◆ **Your objective**
Search the listing below for "year". Copy each matching line.
-----
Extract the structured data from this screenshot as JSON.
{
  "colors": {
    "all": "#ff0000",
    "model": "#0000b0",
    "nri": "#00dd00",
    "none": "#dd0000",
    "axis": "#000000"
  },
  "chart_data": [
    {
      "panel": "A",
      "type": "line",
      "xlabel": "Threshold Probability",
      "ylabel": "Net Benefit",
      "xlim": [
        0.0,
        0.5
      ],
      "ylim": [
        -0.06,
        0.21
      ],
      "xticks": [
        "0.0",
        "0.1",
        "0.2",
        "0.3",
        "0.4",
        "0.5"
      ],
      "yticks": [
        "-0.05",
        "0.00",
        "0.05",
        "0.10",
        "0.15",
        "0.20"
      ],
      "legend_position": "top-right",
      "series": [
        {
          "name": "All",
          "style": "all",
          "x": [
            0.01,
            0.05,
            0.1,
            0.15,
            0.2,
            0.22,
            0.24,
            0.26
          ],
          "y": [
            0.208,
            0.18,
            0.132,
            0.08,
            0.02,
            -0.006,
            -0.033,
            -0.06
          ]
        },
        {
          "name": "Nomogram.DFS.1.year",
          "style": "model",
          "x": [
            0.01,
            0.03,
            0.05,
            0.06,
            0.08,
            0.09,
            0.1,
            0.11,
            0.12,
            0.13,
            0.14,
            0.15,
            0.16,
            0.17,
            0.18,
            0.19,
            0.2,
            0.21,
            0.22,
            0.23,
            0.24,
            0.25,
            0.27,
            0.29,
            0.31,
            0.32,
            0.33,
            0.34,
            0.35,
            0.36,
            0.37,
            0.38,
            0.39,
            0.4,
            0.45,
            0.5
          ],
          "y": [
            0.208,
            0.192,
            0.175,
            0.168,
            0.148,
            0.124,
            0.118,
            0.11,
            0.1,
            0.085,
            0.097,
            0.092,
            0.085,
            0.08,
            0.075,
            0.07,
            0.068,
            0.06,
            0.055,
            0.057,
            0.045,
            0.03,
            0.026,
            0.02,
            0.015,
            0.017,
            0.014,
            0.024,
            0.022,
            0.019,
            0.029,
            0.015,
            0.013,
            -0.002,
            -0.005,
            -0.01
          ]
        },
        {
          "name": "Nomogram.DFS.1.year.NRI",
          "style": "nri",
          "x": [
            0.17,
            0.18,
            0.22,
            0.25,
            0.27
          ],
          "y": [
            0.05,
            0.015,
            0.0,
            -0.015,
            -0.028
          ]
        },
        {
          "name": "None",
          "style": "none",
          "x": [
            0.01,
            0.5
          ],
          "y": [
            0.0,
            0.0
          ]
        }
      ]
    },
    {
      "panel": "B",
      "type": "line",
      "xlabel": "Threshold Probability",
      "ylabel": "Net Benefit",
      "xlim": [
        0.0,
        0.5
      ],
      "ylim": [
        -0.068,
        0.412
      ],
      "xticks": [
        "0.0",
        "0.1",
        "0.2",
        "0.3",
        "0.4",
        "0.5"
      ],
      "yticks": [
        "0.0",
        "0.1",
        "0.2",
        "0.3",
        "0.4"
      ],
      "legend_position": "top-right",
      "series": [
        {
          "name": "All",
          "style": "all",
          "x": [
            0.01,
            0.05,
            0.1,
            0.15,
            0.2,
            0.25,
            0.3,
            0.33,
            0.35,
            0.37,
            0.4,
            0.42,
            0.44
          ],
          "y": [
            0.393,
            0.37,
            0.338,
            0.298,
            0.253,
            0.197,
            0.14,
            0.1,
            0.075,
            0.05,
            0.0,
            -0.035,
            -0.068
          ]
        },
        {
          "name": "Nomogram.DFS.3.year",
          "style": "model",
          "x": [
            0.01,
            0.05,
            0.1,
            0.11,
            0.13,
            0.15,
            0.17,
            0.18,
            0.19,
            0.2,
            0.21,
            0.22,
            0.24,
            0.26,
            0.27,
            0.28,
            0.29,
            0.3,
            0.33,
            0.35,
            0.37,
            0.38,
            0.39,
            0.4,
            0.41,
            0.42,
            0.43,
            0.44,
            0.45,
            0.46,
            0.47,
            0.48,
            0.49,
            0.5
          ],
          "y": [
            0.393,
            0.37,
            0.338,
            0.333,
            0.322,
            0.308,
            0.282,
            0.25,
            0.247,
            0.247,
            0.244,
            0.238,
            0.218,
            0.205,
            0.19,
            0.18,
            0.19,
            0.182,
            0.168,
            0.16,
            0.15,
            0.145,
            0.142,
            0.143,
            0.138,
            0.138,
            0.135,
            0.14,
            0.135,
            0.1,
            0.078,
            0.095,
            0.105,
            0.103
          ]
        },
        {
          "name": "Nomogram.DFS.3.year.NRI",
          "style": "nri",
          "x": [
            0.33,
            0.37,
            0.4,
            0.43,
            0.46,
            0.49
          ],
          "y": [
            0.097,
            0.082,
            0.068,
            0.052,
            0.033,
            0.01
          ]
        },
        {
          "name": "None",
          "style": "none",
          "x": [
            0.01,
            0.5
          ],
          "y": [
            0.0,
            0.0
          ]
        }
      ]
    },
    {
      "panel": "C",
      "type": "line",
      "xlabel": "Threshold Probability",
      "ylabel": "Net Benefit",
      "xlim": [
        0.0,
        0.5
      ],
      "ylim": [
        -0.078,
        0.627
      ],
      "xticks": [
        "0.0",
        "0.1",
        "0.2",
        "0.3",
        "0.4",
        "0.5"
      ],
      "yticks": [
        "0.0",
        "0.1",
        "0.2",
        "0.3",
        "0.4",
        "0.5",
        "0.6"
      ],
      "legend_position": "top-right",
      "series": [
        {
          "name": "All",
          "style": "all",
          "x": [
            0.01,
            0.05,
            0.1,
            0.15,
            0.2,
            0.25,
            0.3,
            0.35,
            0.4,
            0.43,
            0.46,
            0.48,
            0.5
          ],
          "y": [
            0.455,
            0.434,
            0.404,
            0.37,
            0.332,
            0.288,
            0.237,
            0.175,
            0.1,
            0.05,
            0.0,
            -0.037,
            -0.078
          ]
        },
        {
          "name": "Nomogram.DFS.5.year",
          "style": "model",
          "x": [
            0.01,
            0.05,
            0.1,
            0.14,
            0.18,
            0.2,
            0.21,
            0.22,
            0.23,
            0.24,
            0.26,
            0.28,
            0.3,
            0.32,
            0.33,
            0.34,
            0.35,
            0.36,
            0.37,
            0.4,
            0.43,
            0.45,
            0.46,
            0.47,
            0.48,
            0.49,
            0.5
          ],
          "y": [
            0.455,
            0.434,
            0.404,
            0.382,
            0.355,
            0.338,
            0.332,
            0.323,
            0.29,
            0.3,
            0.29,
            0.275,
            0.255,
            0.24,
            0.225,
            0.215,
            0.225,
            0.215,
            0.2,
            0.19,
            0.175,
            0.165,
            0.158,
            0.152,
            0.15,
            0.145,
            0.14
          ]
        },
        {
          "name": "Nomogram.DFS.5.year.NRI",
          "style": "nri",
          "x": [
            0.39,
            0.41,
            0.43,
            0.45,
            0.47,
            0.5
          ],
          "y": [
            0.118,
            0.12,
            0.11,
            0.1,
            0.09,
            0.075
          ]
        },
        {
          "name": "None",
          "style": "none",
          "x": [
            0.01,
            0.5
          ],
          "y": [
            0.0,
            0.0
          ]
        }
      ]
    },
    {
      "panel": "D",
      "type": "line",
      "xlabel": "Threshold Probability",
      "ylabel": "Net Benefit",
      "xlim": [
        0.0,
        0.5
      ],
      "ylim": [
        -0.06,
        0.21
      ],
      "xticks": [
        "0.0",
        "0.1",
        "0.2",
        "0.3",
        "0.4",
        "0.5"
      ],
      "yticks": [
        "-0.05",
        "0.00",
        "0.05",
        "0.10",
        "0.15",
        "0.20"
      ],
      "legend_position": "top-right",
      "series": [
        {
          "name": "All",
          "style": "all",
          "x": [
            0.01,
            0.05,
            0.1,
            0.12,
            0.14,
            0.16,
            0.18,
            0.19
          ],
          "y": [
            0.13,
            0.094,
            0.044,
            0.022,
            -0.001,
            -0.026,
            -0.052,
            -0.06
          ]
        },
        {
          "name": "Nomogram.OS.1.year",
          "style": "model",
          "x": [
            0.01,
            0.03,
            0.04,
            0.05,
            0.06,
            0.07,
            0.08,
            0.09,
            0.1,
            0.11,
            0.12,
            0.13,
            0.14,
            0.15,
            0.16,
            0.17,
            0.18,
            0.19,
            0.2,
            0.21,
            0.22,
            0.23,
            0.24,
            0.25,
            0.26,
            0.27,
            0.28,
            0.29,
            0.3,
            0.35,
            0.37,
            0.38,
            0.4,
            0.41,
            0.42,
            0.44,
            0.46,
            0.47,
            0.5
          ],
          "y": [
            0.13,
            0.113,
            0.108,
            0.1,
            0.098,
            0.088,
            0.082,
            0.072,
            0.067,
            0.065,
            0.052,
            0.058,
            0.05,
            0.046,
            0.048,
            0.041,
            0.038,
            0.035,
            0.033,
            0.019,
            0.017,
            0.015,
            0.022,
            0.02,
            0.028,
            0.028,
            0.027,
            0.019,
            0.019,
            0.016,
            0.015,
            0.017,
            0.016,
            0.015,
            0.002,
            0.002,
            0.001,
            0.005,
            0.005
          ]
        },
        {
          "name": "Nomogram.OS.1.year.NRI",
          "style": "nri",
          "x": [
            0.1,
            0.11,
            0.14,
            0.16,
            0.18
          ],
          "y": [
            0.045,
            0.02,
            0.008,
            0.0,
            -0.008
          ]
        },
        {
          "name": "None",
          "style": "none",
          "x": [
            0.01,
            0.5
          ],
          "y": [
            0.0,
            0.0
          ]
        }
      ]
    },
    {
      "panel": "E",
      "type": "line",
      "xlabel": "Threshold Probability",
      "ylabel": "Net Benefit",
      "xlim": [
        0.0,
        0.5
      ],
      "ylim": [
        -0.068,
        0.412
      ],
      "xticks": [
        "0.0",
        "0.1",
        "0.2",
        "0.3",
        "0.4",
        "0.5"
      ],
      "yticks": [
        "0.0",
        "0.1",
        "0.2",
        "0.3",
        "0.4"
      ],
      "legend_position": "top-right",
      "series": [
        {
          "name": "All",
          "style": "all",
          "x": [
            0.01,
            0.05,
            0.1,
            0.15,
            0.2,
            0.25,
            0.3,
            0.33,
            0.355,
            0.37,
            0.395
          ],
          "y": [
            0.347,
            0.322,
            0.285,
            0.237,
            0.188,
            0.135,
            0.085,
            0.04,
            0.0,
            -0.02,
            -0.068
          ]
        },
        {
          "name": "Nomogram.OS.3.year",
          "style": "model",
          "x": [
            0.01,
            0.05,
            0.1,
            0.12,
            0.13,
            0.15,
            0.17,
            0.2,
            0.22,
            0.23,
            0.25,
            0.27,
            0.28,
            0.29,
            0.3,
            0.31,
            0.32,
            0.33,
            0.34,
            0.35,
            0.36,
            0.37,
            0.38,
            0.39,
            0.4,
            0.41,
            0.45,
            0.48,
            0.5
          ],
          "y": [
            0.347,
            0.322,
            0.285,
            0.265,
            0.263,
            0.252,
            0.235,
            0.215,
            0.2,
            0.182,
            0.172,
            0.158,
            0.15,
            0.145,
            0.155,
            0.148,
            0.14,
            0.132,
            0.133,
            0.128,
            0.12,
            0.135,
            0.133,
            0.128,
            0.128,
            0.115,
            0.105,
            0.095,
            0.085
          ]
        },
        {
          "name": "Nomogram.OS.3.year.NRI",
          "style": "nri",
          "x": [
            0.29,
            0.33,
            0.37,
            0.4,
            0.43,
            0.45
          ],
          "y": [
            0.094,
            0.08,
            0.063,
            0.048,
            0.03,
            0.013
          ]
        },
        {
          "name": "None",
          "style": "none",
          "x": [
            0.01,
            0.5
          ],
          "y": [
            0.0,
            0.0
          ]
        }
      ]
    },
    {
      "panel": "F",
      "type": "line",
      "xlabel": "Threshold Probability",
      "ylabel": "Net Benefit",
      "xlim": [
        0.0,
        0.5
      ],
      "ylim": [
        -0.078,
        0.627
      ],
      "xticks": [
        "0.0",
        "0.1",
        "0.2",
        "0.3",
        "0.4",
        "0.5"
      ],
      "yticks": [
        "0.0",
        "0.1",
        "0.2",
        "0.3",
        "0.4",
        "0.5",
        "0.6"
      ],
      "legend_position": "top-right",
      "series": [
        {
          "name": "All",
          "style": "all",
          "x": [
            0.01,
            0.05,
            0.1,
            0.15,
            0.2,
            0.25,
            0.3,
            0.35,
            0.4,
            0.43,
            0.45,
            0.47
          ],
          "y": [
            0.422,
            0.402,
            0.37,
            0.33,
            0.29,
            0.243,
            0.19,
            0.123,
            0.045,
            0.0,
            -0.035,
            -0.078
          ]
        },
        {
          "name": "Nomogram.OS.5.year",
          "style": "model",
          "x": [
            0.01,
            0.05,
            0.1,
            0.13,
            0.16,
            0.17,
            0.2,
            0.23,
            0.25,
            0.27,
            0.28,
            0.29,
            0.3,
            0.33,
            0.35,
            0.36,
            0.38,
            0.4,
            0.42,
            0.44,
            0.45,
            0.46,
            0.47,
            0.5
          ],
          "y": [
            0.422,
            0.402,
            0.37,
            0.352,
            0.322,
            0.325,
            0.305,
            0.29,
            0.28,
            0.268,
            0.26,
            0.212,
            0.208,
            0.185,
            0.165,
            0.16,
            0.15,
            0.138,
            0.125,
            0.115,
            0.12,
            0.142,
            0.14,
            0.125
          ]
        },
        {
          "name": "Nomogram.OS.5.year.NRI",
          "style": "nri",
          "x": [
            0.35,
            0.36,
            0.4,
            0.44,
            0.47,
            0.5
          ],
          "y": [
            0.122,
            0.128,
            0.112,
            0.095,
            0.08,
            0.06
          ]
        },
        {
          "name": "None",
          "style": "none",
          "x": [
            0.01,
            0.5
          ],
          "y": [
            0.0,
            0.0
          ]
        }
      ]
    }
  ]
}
-----
◆ **Written response**
          "name": "Nomogram.DFS.1.year",
          "name": "Nomogram.DFS.1.year.NRI",
          "name": "Nomogram.DFS.3.year",
          "name": "Nomogram.DFS.3.year.NRI",
          "name": "Nomogram.DFS.5.year",
          "name": "Nomogram.DFS.5.year.NRI",
          "name": "Nomogram.OS.1.year",
          "name": "Nomogram.OS.1.year.NRI",
          "name": "Nomogram.OS.3.year",
          "name": "Nomogram.OS.3.year.NRI",
          "name": "Nomogram.OS.5.year",
          "name": "Nomogram.OS.5.year.NRI",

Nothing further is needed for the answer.